= YOUR GOAL =
Drop the images; return everything else in the listing below exactly.

(Excerpt from a dataset)
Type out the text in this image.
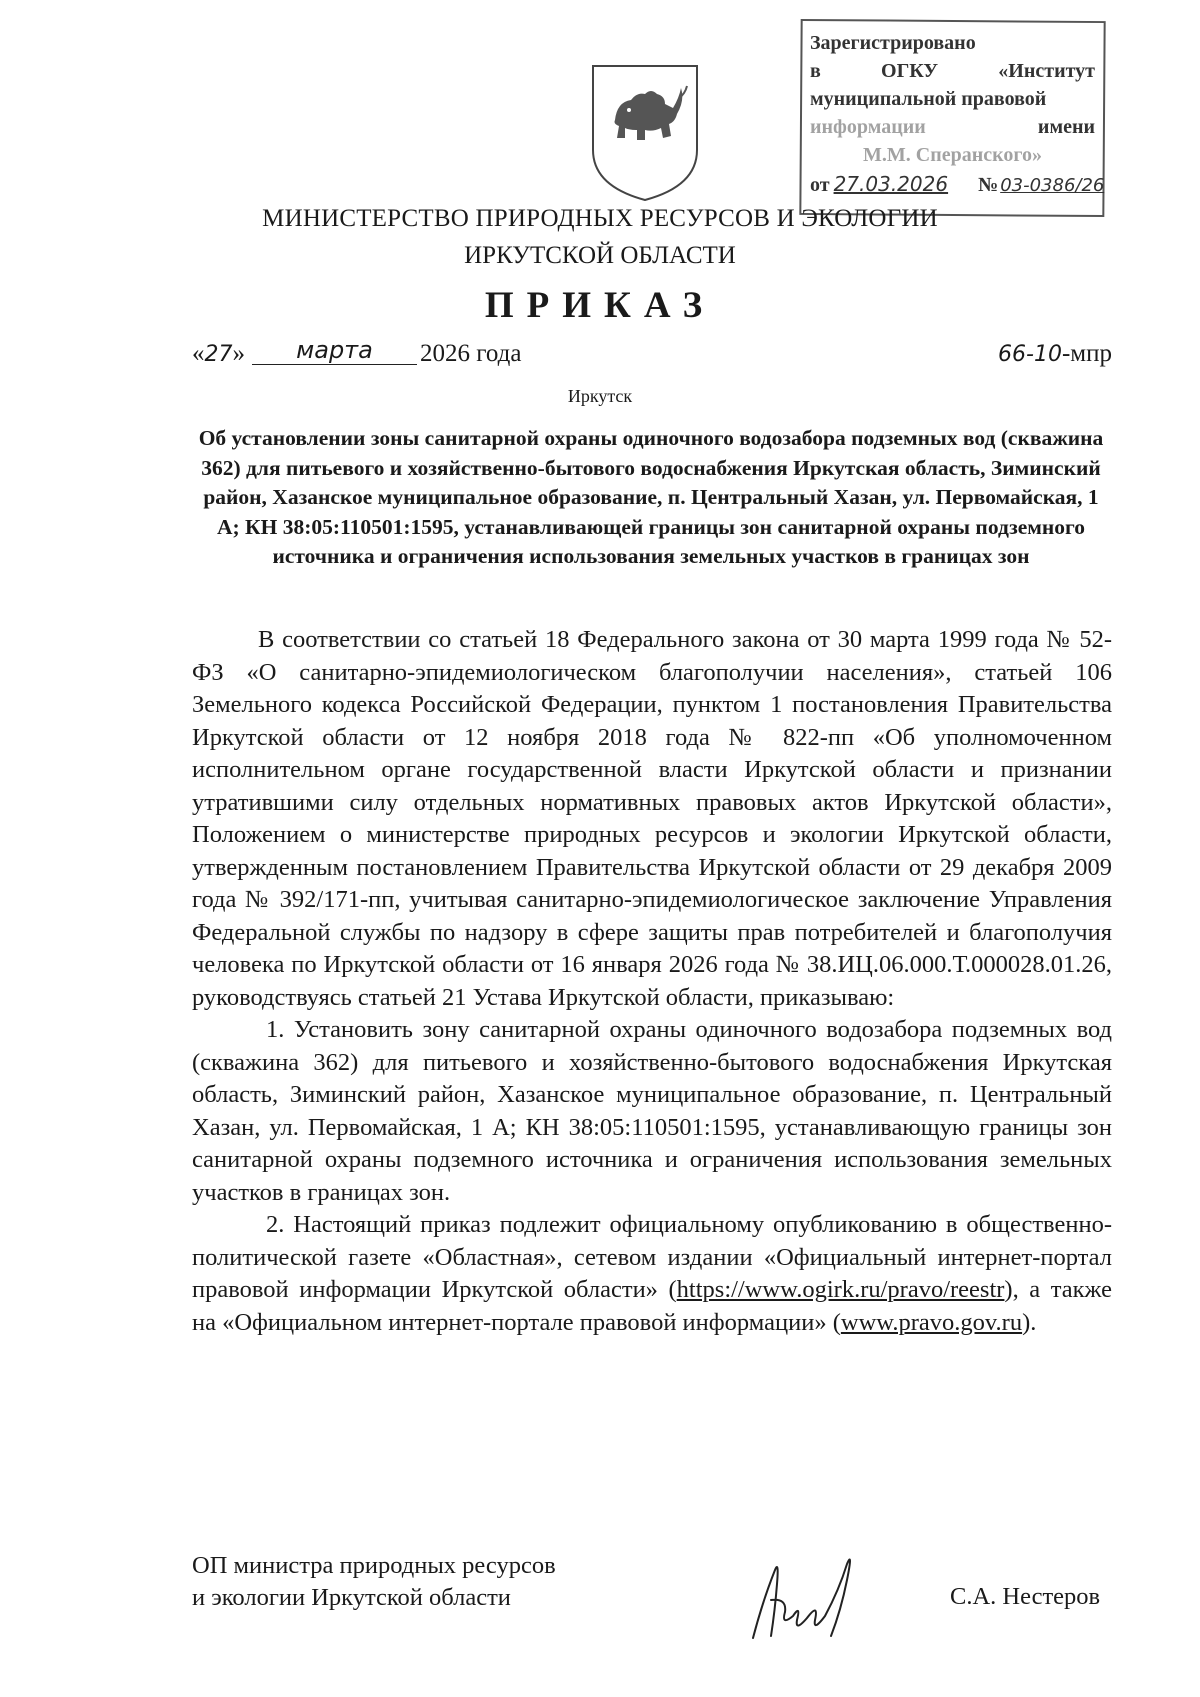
Зарегистрировано
в	ОГКУ	«Институт
муниципальной правовой
информации	имени
М.М. Сперанского»
от 27.03.2026 № 03-0386/26
МИНИСТЕРСТВО ПРИРОДНЫХ РЕСУРСОВ И ЭКОЛОГИИ
ИРКУТСКОЙ ОБЛАСТИ
ПРИКАЗ
«27»	марта	2026 года	66-10-мпр
Иркутск
Об установлении зоны санитарной охраны одиночного водозабора подземных вод (скважина 362) для питьевого и хозяйственно-бытового водоснабжения Иркутская область, Зиминский район, Хазанское муниципальное образование, п. Центральный Хазан, ул. Первомайская, 1 А; КН 38:05:110501:1595, устанавливающей границы зон санитарной охраны подземного источника и ограничения использования земельных участков в границах зон

В соответствии со статьей 18 Федерального закона от 30 марта 1999 года № 52-ФЗ «О санитарно-эпидемиологическом благополучии населения», статьей 106 Земельного кодекса Российской Федерации, пунктом 1 постановления Правительства Иркутской области от 12 ноября 2018 года № 822-пп «Об уполномоченном исполнительном органе государственной власти Иркутской области и признании утратившими силу отдельных нормативных правовых актов Иркутской области», Положением о министерстве природных ресурсов и экологии Иркутской области, утвержденным постановлением Правительства Иркутской области от 29 декабря 2009 года № 392/171-пп, учитывая санитарно-эпидемиологическое заключение Управления Федеральной службы по надзору в сфере защиты прав потребителей и благополучия человека по Иркутской области от 16 января 2026 года № 38.ИЦ.06.000.Т.000028.01.26, руководствуясь статьей 21 Устава Иркутской области, приказываю:

1. Установить зону санитарной охраны одиночного водозабора подземных вод (скважина 362) для питьевого и хозяйственно-бытового водоснабжения Иркутская область, Зиминский район, Хазанское муниципальное образование, п. Центральный Хазан, ул. Первомайская, 1 А; КН 38:05:110501:1595, устанавливающую границы зон санитарной охраны подземного источника и ограничения использования земельных участков в границах зон.

2. Настоящий приказ подлежит официальному опубликованию в общественно-политической газете «Областная», сетевом издании «Официальный интернет-портал правовой информации Иркутской области» (https://www.ogirk.ru/pravo/reestr), а также на «Официальном интернет-портале правовой информации» (www.pravo.gov.ru).

ОП министра природных ресурсов
и экологии Иркутской области	С.А. Нестеров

= REPLY TO THE EXERCISE =
Type out the text in this image.
Зарегистрировано
в	ОГКУ	«Институт
муниципальной правовой
информации	имени
М.М. Сперанского»
от 27.03.2026 № 03-0386/26
МИНИСТЕРСТВО ПРИРОДНЫХ РЕСУРСОВ И ЭКОЛОГИИ
ИРКУТСКОЙ ОБЛАСТИ
ПРИКАЗ
«27»	марта	2026 года	66-10-мпр
Иркутск
Об установлении зоны санитарной охраны одиночного водозабора подземных вод (скважина 362) для питьевого и хозяйственно-бытового водоснабжения Иркутская область, Зиминский район, Хазанское муниципальное образование, п. Центральный Хазан, ул. Первомайская, 1 А; КН 38:05:110501:1595, устанавливающей границы зон санитарной охраны подземного источника и ограничения использования земельных участков в границах зон

В соответствии со статьей 18 Федерального закона от 30 марта 1999 года № 52-ФЗ «О санитарно-эпидемиологическом благополучии населения», статьей 106 Земельного кодекса Российской Федерации, пунктом 1 постановления Правительства Иркутской области от 12 ноября 2018 года № 822-пп «Об уполномоченном исполнительном органе государственной власти Иркутской области и признании утратившими силу отдельных нормативных правовых актов Иркутской области», Положением о министерстве природных ресурсов и экологии Иркутской области, утвержденным постановлением Правительства Иркутской области от 29 декабря 2009 года № 392/171-пп, учитывая санитарно-эпидемиологическое заключение Управления Федеральной службы по надзору в сфере защиты прав потребителей и благополучия человека по Иркутской области от 16 января 2026 года № 38.ИЦ.06.000.Т.000028.01.26, руководствуясь статьей 21 Устава Иркутской области, приказываю:

1. Установить зону санитарной охраны одиночного водозабора подземных вод (скважина 362) для питьевого и хозяйственно-бытового водоснабжения Иркутская область, Зиминский район, Хазанское муниципальное образование, п. Центральный Хазан, ул. Первомайская, 1 А; КН 38:05:110501:1595, устанавливающую границы зон санитарной охраны подземного источника и ограничения использования земельных участков в границах зон.

2. Настоящий приказ подлежит официальному опубликованию в общественно-политической газете «Областная», сетевом издании «Официальный интернет-портал правовой информации Иркутской области» (https://www.ogirk.ru/pravo/reestr), а также на «Официальном интернет-портале правовой информации» (www.pravo.gov.ru).

ОП министра природных ресурсов
и экологии Иркутской области	С.А. Нестеров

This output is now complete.